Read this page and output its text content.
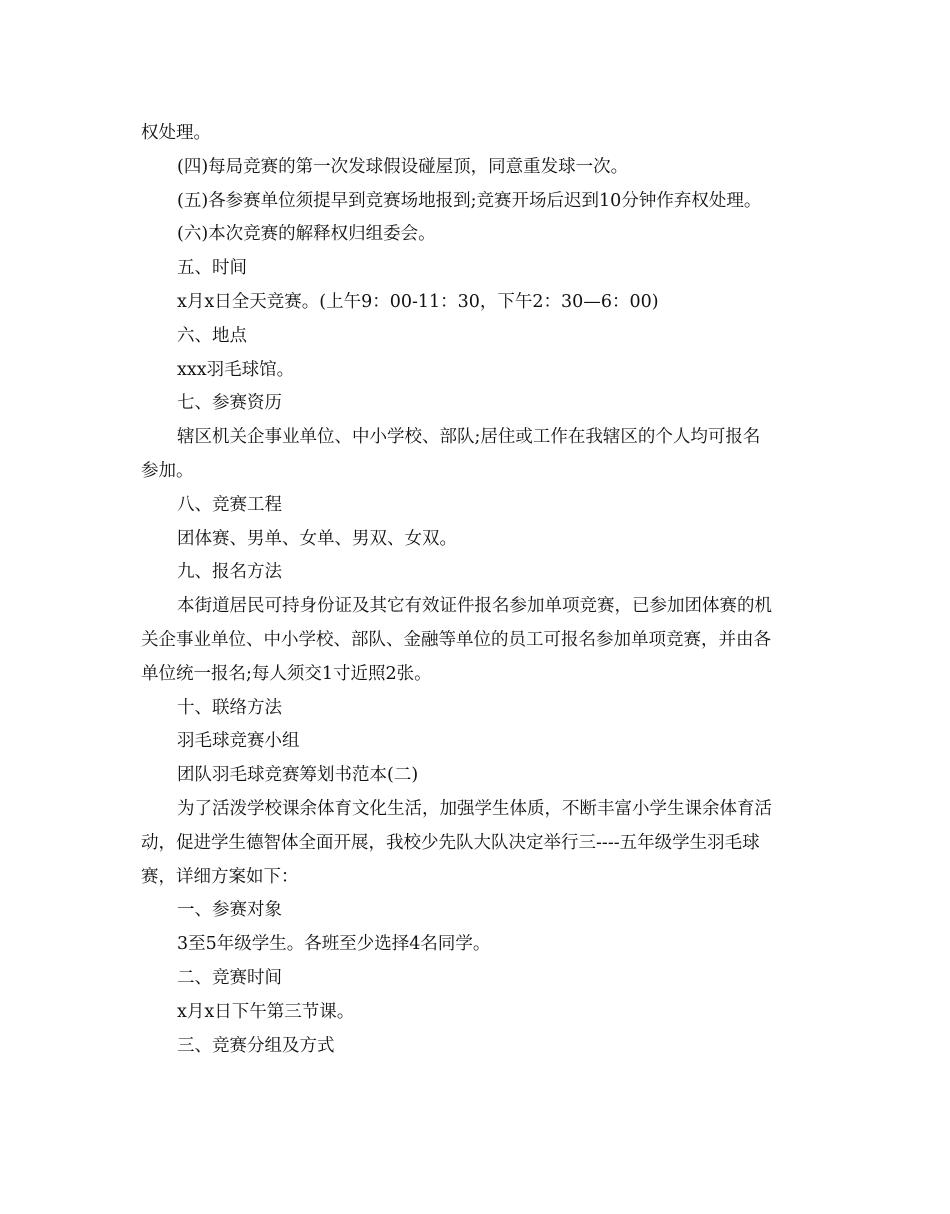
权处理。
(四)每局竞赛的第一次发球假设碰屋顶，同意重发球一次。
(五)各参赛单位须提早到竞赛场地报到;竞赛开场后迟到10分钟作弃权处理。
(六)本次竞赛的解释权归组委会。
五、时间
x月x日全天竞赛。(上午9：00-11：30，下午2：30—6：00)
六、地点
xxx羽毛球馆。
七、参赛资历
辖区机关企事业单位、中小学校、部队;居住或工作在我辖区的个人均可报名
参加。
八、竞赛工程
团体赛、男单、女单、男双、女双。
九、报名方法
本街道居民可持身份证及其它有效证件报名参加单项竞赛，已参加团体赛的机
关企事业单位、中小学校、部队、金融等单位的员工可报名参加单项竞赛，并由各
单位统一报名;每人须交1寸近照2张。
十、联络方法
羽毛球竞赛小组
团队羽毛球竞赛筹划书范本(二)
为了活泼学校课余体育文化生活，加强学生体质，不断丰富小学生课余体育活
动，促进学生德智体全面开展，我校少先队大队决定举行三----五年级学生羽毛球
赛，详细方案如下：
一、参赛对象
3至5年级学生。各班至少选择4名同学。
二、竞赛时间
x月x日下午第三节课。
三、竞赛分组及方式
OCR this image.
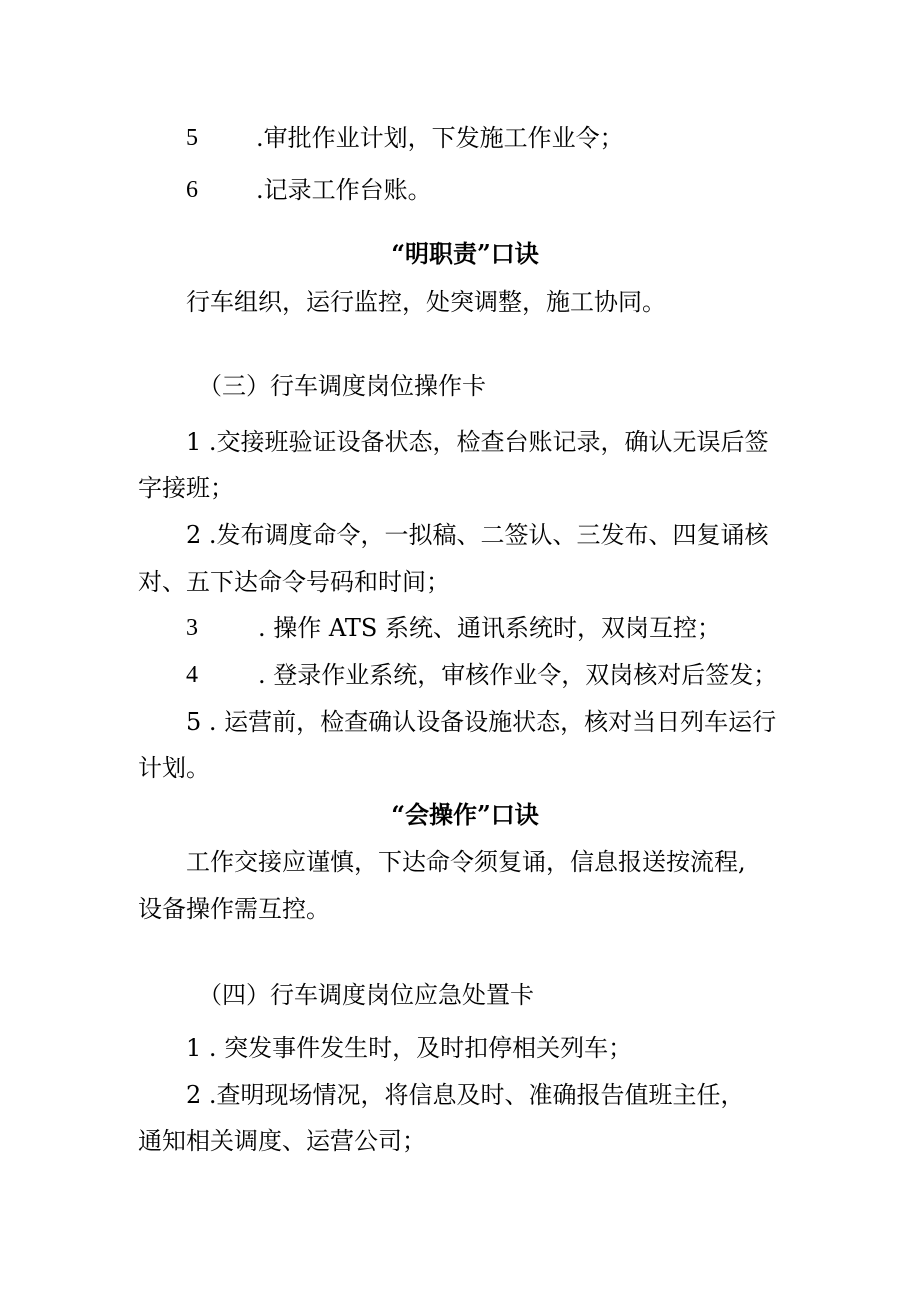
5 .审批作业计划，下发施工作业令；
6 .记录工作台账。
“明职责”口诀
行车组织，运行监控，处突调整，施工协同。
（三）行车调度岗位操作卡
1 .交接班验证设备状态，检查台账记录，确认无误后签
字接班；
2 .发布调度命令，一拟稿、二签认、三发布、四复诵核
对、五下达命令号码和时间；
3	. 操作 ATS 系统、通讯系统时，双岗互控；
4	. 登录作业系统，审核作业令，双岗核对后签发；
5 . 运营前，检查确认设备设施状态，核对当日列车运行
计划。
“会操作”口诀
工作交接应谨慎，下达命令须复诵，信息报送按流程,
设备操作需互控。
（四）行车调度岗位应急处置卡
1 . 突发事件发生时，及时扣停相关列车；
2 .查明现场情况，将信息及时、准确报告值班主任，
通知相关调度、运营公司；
——
- [The task] Nothing but the pictures may be dropped; output the records above exactly.

- [The completed task]
Read this page and output its text content.
权处理。
(四)每局竞赛的第一次发球假设碰屋顶，同意重发球一次。
(五)各参赛单位须提早到竞赛场地报到;竞赛开场后迟到10分钟作弃权处理。
(六)本次竞赛的解释权归组委会。
五、时间
x月x日全天竞赛。(上午9：00-11：30，下午2：30—6：00)
六、地点
xxx羽毛球馆。
七、参赛资历
辖区机关企事业单位、中小学校、部队;居住或工作在我辖区的个人均可报名
参加。
八、竞赛工程
团体赛、男单、女单、男双、女双。
九、报名方法
本街道居民可持身份证及其它有效证件报名参加单项竞赛，已参加团体赛的机
关企事业单位、中小学校、部队、金融等单位的员工可报名参加单项竞赛，并由各
单位统一报名;每人须交1寸近照2张。
十、联络方法
羽毛球竞赛小组
团队羽毛球竞赛筹划书范本(二)
为了活泼学校课余体育文化生活，加强学生体质，不断丰富小学生课余体育活
动，促进学生德智体全面开展，我校少先队大队决定举行三----五年级学生羽毛球
赛，详细方案如下：
一、参赛对象
3至5年级学生。各班至少选择4名同学。
二、竞赛时间
x月x日下午第三节课。
三、竞赛分组及方式
OCR this image.
5 .审批作业计划，下发施工作业令；
6 .记录工作台账。
“明职责”口诀
行车组织，运行监控，处突调整，施工协同。
（三）行车调度岗位操作卡
1 .交接班验证设备状态，检查台账记录，确认无误后签
字接班；
2 .发布调度命令，一拟稿、二签认、三发布、四复诵核
对、五下达命令号码和时间；
3	. 操作 ATS 系统、通讯系统时，双岗互控；
4	. 登录作业系统，审核作业令，双岗核对后签发；
5 . 运营前，检查确认设备设施状态，核对当日列车运行
计划。
“会操作”口诀
工作交接应谨慎，下达命令须复诵，信息报送按流程,
设备操作需互控。
（四）行车调度岗位应急处置卡
1 . 突发事件发生时，及时扣停相关列车；
2 .查明现场情况，将信息及时、准确报告值班主任，
通知相关调度、运营公司；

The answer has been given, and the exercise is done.